What is expected -
Return a copy of every line in the records that includes the word "this".

Data extract -
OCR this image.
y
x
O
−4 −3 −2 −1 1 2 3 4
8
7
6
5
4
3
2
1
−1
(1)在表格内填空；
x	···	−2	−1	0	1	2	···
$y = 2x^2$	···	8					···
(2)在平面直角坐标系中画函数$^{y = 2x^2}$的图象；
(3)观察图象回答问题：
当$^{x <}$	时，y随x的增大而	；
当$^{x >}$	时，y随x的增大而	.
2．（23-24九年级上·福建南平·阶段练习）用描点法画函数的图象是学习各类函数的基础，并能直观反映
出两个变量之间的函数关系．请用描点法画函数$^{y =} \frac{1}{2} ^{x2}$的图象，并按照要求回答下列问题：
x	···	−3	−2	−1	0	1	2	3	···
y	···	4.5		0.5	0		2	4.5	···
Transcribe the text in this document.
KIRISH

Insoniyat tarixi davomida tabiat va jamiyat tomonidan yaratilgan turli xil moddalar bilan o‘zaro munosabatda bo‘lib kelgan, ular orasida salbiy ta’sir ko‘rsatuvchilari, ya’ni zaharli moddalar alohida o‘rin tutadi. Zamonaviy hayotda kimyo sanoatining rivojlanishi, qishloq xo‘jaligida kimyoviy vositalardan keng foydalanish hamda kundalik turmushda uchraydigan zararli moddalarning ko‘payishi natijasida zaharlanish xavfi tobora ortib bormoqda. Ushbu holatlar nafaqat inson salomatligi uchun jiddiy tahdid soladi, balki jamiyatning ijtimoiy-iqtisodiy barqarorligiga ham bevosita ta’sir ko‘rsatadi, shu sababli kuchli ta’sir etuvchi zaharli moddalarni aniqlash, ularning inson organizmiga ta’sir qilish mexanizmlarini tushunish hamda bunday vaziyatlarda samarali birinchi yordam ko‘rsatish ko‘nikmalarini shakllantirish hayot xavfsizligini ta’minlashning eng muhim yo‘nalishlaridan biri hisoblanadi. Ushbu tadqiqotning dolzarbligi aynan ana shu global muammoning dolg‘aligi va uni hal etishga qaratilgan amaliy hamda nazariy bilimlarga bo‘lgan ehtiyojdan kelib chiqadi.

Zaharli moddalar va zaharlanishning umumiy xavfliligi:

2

Correct output -
OCR this image.
Transcribe the text in this document.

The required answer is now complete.